SOURCE DOCUMENT:
☆ ☆ ☆

Family-2: When $\mu \ne 0,{\lambda }^2-4\mu <0,$

$$\Omega \left(\xi \right)=\ln \left(\frac{\sqrt{-{\lambda }^2+4\mu }}{2\mu }\tan \left(\frac{\sqrt{-{\lambda }^2+4\mu }}{2}\left(\xi +\epsilon \right)\right)-\frac{\lambda }{2\mu }\right).$$

(9)

Family-3: When $\mu =0,\lambda \ne 0,$ and ${\lambda }^2-4\mu >0,$

$$\Omega \left(\xi \right)=-\ln \left(\frac{\lambda }{\exp \left(\lambda \left(\xi +\epsilon \right)\right)-1}\right).$$

(10)

Family-4: When $\mu \ne 0,\lambda \ne 0,$ and ${\lambda }^2-4\mu =0,$

$$\Omega \left(\xi \right)=\ln \left(-\frac{2\lambda \left(\xi +\epsilon \right)+4}{{\lambda }^2\left(\xi +\epsilon \right)}\right).$$

(11)

Family-5: When $\mu =0,\lambda =0,$ and ${\lambda }^2-4\mu =0,$

$$\Omega \left(\xi \right)=\ln \left(\xi +\epsilon \right),$$

(12)

where A₀,A₁,…,A_N, B₀,B₁,…,B_M, ε, λ, μ are real constants to be identified later. ε is constant of integration. The positive integer N and M can be identified by taking the balance rule between the highest order derivatives and the nonlinear terms occurring in Equation (5).

Step 3: According to different values of N and M, we can find various forms of Equation (6). By putting Equations (6) in (5), we can obtain a polynomial of exp(−Ω(ξ)). If we equal to zero all the coefficients of same power of exp(−Ω(ξ)), we can obtain a system of equations. When we solve this system with the aid of Wolfram Mathematica 9, this process gives different values of coefficients A₀,A₁,…,A_N, and B₀,B₁,…,B_M, ε. If we put these coefficients in Equation (6) by considering family conditions, we obtain many analytical solutions for Equation (2).

☆ ☆ ☆

DIRECTIVE 1:
Please set down the records from their start through the line containing "x-tick-label: 640 (708, 896, 761, 929)", reproducing each line as it appears.
The records below have no connection to the text above.

Region boundary data:
☆ ☆ ☆

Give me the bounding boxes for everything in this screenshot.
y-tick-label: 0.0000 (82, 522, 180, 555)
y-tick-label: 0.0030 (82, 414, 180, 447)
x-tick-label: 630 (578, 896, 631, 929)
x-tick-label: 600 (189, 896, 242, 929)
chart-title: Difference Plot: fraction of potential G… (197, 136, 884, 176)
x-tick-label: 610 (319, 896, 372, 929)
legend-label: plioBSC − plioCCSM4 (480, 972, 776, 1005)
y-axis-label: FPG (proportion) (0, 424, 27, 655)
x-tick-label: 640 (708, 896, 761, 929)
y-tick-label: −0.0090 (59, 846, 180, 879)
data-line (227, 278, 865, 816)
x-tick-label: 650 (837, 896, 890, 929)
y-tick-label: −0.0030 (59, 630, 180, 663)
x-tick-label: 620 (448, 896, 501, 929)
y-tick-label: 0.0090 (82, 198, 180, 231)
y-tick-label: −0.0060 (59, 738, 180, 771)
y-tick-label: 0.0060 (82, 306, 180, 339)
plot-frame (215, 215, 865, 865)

☆ ☆ ☆

DIRECTIVE 2:
According to the solution-families passage, how does Step 3 arrive at a system of equations?

ANSWER 1:
Give me the bounding boxes for everything in this screenshot.
y-tick-label: 0.0000 (82, 522, 180, 555)
y-tick-label: 0.0030 (82, 414, 180, 447)
x-tick-label: 630 (578, 896, 631, 929)
x-tick-label: 600 (189, 896, 242, 929)
chart-title: Difference Plot: fraction of potential G… (197, 136, 884, 176)
x-tick-label: 610 (319, 896, 372, 929)
legend-label: plioBSC − plioCCSM4 (480, 972, 776, 1005)
y-axis-label: FPG (proportion) (0, 424, 27, 655)
x-tick-label: 640 (708, 896, 761, 929)

ANSWER 2:
Equations (6) are substituted into Equation (5), which yields a polynomial in exp(−Ω(ξ)). Setting every coefficient of the same power of exp(−Ω(ξ)) equal to zero then produces the system of equations.